TEXT BLOCK Block Start

As the specialist psychiatrist Dr Ajay Kumar, explained, “BDD is a mental health condition in which you can’t stop thinking about one or more perceived defects or flaws in your appearance — a flaw that appears minor or can’t be seen by others. But you may feel so embarrassed, ashamed and anxious that you may avoid many social situations.”

Dr Ajay Kumar

He said BDD is most likely to start during the teenage years or early adult years. It affects both men and women.
The focus on BDD follows a recent move by Dubai Health Authority (DHA) to flag the condition on social media, even as it provided practical, self-help measures to deal with the problem.

What are the symptoms of BDD?

According to Arfa Banu Khan, Clinical Psychologist, Aster Clinic, Bur Dubai, who is currently treating a 13-year-old girl with BDD, the symptoms of BDD are very typical.

Arfa Banu Khan

“In the case of this girl, she perceives that her weight and physical appearance as very different from that of her peers. She has reduced interactions, avoids going outside or meeting other people, feels anxious and has symptoms of depression,” she said.

In general, Khan says psychologists looks for the following symptoms in BDD patients:

• Spending excessive time thinking about their body as a defect or flaw.

• Repeatedly looking in the mirror or asking for constant feedback from others.

• Changing appearance frequently.

• Getting anxious/panicky about people’s judgement about the perceived defect or flaws.

• Avoiding social situations which can disturb work or school activities.

• Going for or planning medical procedures like cosmetic surgery to fix the perceived flaw.

How is BDD diagnosed?

According to Dr Kumar, there aren’t any specific medical tests that can diagnose BDD. “A mental health provider such as a psychologist or psychiatrist can detect BDD by talking to you about your symptoms, thinking and behaviour patterns, lifestyle and more. Diagnosing BDD involves using screening tools — specially designed questionnaires or checklists — that help determine if you have this condition,” he said.

Body Dysmorphic Disorder is for real. But it can be managed with professional intervention and some practical self-help steps that the patient can take. Image Credit: Vijith Pullikal/Gulf News

To be diagnosed with BDD, the patient must be abnormally concerned about a small or non-existent body flaw; the thoughts severe enough to interfere with normal living; and other mental health disorders like obsessive compulsive disorder, social anxiety, depression or eating disorder, should be ruled out.

TEXT BLOCK Block End

- [WHAT TO DO]
A) Which symptoms does the article on body dysmorphic disorder say psychologists look for in BDD patients? List every one.
B) Can you extend the article on body dysmorphic disorder, picking up right after its final sentence?

SUPPLIED RECORDS Block Start

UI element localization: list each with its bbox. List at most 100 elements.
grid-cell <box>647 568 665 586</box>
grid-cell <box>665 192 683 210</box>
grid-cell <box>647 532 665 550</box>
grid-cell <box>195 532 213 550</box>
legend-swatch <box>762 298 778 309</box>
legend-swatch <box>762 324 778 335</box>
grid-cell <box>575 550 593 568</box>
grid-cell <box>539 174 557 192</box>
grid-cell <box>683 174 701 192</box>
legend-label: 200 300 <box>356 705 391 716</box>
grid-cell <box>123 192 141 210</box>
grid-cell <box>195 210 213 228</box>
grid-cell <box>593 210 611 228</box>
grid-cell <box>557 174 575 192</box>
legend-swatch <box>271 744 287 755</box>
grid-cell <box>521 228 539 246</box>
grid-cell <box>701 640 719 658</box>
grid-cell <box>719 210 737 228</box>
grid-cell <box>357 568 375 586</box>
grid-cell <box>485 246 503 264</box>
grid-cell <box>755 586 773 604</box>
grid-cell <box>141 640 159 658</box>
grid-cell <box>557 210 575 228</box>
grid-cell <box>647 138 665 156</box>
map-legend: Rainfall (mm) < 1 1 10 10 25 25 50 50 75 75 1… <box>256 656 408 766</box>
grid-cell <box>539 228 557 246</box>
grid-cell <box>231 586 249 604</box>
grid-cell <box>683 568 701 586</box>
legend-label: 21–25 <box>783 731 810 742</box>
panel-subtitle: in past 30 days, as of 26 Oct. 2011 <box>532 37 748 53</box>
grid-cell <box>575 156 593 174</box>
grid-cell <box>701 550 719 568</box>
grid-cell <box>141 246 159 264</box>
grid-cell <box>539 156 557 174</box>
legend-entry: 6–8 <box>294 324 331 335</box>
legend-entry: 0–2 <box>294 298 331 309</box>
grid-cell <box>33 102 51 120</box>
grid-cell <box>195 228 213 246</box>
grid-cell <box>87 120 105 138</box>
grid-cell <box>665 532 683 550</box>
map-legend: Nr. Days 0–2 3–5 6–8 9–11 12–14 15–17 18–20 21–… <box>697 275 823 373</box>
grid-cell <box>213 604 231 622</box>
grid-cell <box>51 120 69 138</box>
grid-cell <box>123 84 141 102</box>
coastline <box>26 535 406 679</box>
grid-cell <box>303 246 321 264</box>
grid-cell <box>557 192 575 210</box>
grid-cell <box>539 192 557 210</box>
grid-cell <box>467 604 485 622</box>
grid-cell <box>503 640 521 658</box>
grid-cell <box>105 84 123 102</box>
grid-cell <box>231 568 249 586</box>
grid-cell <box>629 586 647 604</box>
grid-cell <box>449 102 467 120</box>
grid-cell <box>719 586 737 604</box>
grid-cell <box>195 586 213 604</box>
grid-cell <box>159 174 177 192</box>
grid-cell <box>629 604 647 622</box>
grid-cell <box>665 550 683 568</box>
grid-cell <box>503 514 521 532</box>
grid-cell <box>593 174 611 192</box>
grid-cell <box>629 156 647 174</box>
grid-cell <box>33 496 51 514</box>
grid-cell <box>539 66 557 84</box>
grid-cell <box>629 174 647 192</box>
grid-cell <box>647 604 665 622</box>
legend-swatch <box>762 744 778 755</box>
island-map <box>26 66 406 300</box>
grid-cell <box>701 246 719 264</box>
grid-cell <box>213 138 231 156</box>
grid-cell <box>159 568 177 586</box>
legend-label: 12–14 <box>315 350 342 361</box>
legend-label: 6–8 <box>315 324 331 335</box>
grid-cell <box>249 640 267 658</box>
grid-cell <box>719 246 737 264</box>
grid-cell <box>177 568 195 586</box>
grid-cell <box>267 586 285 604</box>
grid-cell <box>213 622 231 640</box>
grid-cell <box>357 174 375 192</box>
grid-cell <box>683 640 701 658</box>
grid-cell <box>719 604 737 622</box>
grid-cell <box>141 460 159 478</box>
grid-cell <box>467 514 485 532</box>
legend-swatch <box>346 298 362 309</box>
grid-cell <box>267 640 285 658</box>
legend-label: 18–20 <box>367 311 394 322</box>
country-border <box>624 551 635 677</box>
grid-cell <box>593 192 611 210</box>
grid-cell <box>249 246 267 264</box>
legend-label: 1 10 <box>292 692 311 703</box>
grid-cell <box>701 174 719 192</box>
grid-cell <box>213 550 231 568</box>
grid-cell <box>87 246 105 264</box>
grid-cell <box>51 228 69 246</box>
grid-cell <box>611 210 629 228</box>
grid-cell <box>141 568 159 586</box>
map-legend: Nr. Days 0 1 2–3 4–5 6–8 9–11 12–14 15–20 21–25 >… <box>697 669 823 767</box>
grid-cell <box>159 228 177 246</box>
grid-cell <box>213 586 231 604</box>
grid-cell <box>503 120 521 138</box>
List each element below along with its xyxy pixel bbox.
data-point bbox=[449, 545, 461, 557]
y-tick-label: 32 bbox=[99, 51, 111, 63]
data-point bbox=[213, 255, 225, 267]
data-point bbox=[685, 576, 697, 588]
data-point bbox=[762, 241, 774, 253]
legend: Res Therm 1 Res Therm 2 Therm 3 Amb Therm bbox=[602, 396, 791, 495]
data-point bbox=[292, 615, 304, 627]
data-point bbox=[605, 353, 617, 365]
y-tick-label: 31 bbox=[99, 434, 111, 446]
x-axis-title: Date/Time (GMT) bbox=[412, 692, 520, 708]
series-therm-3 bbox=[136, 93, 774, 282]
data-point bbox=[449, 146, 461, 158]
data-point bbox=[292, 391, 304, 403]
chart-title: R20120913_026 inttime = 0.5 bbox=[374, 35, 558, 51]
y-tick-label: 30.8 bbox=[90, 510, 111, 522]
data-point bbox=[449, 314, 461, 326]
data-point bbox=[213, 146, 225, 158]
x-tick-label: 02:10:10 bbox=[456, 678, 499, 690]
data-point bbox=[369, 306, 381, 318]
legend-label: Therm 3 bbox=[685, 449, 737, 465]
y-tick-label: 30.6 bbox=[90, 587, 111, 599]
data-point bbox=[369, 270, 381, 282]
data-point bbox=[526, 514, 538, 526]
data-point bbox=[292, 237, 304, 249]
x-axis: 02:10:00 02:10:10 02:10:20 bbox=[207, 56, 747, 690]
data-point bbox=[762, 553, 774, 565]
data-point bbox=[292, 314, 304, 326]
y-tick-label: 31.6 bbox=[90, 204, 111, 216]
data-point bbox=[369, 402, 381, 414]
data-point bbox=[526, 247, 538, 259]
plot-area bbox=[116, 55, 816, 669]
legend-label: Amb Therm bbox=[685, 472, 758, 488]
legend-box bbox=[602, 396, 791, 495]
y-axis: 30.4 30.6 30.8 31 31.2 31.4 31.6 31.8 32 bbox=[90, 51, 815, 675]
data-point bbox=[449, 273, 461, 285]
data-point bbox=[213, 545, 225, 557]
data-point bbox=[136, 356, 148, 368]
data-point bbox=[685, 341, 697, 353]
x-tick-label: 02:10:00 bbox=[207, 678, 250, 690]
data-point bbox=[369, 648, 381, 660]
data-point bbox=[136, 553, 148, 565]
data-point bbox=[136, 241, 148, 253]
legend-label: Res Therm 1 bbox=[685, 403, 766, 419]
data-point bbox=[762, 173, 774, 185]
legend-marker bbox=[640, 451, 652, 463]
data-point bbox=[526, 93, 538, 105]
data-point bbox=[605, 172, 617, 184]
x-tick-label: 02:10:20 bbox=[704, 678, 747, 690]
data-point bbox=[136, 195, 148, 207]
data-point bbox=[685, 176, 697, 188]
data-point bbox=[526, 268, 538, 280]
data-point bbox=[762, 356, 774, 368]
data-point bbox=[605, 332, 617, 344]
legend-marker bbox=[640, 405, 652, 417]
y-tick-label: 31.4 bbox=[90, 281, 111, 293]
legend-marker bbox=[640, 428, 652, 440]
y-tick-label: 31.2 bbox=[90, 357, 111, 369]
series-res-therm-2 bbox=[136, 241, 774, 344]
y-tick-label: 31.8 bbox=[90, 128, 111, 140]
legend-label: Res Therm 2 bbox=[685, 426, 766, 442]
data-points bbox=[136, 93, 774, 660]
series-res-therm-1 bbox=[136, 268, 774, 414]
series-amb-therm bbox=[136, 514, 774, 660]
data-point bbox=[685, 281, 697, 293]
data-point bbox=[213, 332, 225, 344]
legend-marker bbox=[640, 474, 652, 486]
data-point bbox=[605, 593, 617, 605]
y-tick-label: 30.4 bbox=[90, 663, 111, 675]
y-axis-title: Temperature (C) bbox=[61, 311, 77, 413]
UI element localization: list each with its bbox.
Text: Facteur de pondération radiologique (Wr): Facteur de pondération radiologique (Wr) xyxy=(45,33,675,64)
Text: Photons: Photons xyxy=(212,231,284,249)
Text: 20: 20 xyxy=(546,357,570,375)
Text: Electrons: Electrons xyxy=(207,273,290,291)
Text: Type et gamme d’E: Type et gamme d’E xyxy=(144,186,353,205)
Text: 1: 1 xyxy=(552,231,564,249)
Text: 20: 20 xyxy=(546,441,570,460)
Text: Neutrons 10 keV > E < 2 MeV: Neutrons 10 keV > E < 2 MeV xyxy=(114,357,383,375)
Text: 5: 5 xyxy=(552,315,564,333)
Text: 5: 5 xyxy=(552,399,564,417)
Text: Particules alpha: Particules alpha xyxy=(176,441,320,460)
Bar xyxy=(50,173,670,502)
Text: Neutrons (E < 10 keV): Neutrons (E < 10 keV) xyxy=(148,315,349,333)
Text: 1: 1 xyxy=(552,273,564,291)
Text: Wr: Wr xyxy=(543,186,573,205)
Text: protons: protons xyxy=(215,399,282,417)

SUPPLIED RECORDS Block End

- [RESULTS]
A)
- Spending excessive time thinking about their body as a defect or flaw
- Repeatedly looking in the mirror or asking for constant feedback from others
- Changing appearance frequently
- Getting anxious or panicky about people's judgement of the perceived defect or flaws
- Avoiding social situations, which can disturb work or school activities
- Going for or planning medical procedures like cosmetic surgery to fix the perceived flaw

B)
How is BDD treated?

Khan said BDD isn’t curable, but it’s treatable. “Like many mental health conditions, treating BDD often involves a combination of approaches, including psychotherapy and medications,” she said.

Psychotherapy focuses on talking about what you feel or experience, and helping you develop beneficial thought processes and coping strategies. Two of the most common types used in treating BDD are cognitive behavioural therapy (CBT) and family therapy.

As for the medications, she said antidepressants are commonly used. These medications can help with symptoms of BDD, making it easier to manage your thoughts and behaviours. These medications can also make other forms of treatment like psychotherapy more effective, she added.

The treatment can last for months. The 19-year-old patient whom Dr Kumar treated had to be hospitalised and was discharged after eight months of medication and CBT. In the case of the 16 year old, the medication has been going on for the last six months.

DHA advice

DHA has shared the following tips to help those suffering from BDD to build a positive image about themselves and boost their confidence.

1. Write a list of the 10 most important things that you love about yourself, unrelated to your appearance. Read the list frequently.

2. Take care of your health and follow a healthy lifestyle.

3. Look at yourself in totality and do not focus on certain parts only when looking into the mirror.

4. Surround yourself with positive people who understand the importance of loving yourself as you are.

5. Replace negative thoughts about your body with positive thoughts (remember the list).